### Challenge
Will you print the material below without altering a single character?

=======

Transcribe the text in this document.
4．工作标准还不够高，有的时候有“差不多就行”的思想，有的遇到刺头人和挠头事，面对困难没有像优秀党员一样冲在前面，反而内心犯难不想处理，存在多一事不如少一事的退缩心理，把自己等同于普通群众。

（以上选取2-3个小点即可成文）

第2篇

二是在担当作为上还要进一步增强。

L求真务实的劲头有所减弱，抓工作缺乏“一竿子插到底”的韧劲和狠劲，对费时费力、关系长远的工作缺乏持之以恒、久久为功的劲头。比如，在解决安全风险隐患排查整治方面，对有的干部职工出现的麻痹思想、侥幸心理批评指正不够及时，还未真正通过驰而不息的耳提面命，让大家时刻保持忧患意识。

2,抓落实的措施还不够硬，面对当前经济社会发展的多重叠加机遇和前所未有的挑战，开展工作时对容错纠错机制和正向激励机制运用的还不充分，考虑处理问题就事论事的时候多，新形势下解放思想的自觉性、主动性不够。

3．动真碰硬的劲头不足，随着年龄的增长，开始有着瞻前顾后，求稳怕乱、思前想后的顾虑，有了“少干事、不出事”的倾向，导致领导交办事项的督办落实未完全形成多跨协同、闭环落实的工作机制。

=======

### Written answer
Transcribe the text in this document.
4．工作标准还不够高，有的时候有“差不多就行”的思想，有的遇到刺头人和挠头事，面对困难没有像优秀党员一样冲在前面，反而内心犯难不想处理，存在多一事不如少一事的退缩心理，把自己等同于普通群众。

（以上选取2-3个小点即可成文）

第2篇

二是在担当作为上还要进一步增强。

L求真务实的劲头有所减弱，抓工作缺乏“一竿子插到底”的韧劲和狠劲，对费时费力、关系长远的工作缺乏持之以恒、久久为功的劲头。比如，在解决安全风险隐患排查整治方面，对有的干部职工出现的麻痹思想、侥幸心理批评指正不够及时，还未真正通过驰而不息的耳提面命，让大家时刻保持忧患意识。

2,抓落实的措施还不够硬，面对当前经济社会发展的多重叠加机遇和前所未有的挑战，开展工作时对容错纠错机制和正向激励机制运用的还不充分，考虑处理问题就事论事的时候多，新形势下解放思想的自觉性、主动性不够。

3．动真碰硬的劲头不足，随着年龄的增长，开始有着瞻前顾后，求稳怕乱、思前想后的顾虑，有了“少干事、不出事”的倾向，导致领导交办事项的督办落实未完全形成多跨协同、闭环落实的工作机制。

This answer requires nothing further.